_Short task_
Identify the lines that contain the string "мероприятий" and copy all of them.

_Input_

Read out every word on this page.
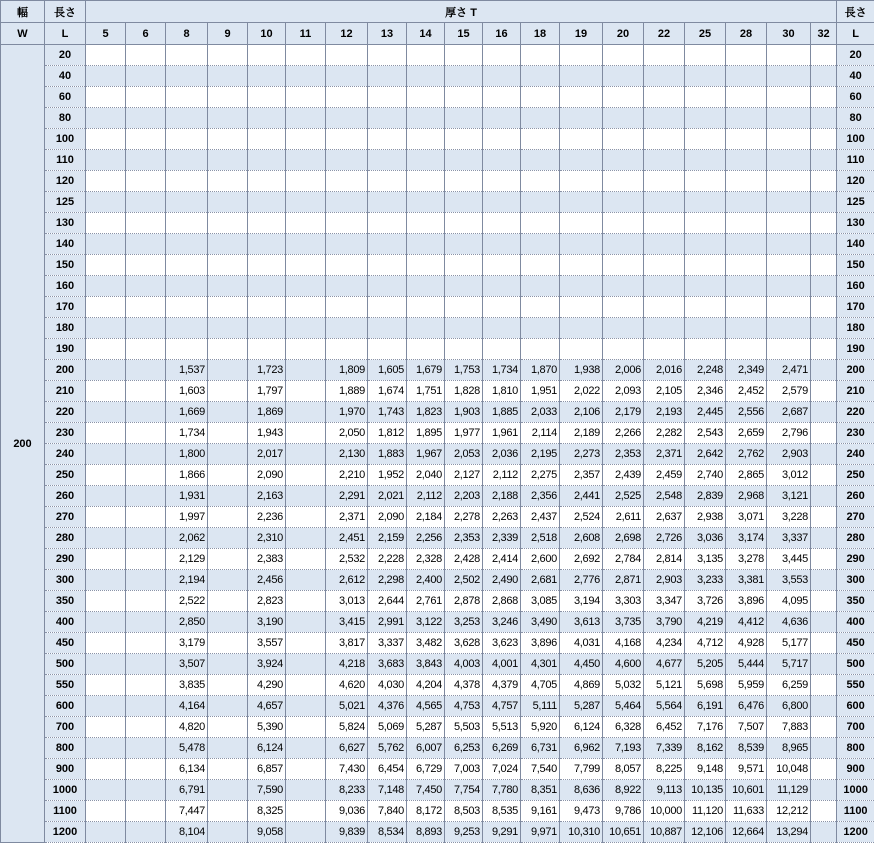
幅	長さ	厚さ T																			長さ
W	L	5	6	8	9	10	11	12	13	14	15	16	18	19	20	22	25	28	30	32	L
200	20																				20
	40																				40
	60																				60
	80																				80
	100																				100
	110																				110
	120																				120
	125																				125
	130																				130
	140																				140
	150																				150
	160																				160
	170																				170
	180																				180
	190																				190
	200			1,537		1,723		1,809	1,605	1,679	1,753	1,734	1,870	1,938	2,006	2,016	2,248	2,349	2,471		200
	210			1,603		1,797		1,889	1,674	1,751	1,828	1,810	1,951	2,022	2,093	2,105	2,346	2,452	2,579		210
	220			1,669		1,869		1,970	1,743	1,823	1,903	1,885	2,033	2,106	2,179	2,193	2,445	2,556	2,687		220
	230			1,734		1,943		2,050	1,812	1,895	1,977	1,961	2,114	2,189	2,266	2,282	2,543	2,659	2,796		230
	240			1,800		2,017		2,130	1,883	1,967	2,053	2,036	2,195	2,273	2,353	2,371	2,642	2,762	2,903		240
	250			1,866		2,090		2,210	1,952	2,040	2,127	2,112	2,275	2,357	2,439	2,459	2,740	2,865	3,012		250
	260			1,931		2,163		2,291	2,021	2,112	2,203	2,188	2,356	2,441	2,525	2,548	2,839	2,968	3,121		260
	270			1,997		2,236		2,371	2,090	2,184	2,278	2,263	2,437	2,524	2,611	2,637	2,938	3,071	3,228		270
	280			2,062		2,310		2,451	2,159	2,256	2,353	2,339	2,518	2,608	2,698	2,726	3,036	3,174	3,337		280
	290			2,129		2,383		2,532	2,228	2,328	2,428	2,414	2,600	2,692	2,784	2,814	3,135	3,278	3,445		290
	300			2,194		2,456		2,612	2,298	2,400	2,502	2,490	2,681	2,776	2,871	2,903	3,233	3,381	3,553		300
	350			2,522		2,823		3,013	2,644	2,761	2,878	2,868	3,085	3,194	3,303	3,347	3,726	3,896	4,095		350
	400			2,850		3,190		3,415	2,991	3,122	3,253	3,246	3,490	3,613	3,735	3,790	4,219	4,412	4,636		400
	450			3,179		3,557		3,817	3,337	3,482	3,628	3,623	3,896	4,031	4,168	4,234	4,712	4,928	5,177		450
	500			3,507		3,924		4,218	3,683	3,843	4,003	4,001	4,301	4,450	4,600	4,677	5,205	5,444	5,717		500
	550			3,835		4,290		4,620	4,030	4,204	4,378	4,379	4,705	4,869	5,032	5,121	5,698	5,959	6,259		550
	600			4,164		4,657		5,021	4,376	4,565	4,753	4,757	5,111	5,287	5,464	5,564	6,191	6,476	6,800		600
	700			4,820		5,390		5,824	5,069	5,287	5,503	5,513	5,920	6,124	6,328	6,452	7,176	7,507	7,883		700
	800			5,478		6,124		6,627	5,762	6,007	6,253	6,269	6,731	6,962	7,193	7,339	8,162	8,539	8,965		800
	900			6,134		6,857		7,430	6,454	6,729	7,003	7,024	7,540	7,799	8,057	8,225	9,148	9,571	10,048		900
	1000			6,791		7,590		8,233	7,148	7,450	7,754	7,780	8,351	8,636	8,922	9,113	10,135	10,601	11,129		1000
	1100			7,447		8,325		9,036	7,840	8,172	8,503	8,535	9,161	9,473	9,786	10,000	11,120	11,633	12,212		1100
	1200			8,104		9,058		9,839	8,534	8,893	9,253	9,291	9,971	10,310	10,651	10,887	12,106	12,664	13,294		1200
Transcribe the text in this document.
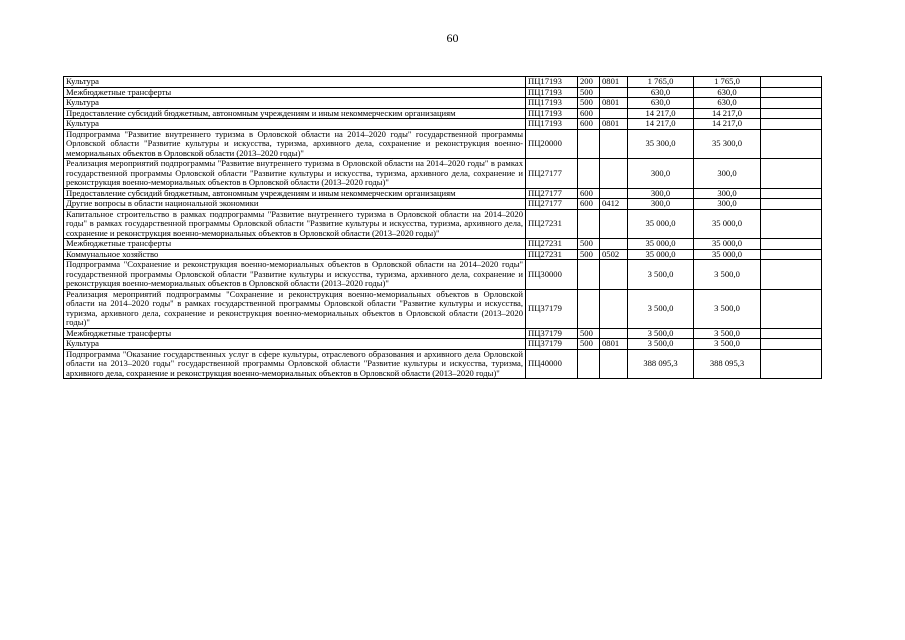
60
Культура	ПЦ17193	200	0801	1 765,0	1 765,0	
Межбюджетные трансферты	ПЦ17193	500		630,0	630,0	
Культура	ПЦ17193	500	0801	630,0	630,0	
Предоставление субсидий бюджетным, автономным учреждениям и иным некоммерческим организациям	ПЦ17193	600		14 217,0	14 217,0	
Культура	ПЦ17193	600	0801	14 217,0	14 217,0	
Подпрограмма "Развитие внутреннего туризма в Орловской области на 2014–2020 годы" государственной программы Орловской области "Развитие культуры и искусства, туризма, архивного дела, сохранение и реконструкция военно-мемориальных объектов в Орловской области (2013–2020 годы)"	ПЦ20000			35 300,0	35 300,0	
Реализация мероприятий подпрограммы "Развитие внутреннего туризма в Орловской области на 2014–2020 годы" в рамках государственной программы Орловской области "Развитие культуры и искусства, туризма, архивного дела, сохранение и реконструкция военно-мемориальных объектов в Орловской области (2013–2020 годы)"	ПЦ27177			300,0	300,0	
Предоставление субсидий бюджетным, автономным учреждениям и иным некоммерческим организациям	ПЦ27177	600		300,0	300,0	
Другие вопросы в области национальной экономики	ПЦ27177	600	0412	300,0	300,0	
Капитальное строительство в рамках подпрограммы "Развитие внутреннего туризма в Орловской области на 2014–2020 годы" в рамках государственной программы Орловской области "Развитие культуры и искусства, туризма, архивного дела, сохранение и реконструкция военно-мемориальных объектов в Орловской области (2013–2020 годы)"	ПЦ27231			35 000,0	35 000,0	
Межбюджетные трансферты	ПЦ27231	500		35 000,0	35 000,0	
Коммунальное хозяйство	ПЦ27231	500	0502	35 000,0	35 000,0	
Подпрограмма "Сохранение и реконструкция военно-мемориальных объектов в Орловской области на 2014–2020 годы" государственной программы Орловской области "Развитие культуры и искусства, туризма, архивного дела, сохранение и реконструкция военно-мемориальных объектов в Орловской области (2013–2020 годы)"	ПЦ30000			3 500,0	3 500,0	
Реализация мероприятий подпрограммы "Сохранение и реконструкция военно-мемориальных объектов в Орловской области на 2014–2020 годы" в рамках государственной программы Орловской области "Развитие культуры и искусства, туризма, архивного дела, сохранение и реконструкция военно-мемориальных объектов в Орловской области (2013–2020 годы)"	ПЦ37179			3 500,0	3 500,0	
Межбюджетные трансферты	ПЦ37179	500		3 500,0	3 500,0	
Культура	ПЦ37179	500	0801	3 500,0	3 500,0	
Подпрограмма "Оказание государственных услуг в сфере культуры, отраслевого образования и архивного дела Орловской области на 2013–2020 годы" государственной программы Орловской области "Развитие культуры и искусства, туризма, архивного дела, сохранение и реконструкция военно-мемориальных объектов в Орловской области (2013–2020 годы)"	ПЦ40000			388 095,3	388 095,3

_Exercise result_
Реализация мероприятий подпрограммы "Развитие внутреннего туризма в Орловской области на 2014–2020 годы" в рамках государственной программы Орловской области "Развитие культуры и искусства, туризма, архивного дела, сохранение и реконструкция военно-мемориальных объектов в Орловской области (2013–2020 годы)"	ПЦ27177			300,0	300,0	
Реализация мероприятий подпрограммы "Сохранение и реконструкция военно-мемориальных объектов в Орловской области на 2014–2020 годы" в рамках государственной программы Орловской области "Развитие культуры и искусства, туризма, архивного дела, сохранение и реконструкция военно-мемориальных объектов в Орловской области (2013–2020 годы)"	ПЦ37179			3 500,0	3 500,0	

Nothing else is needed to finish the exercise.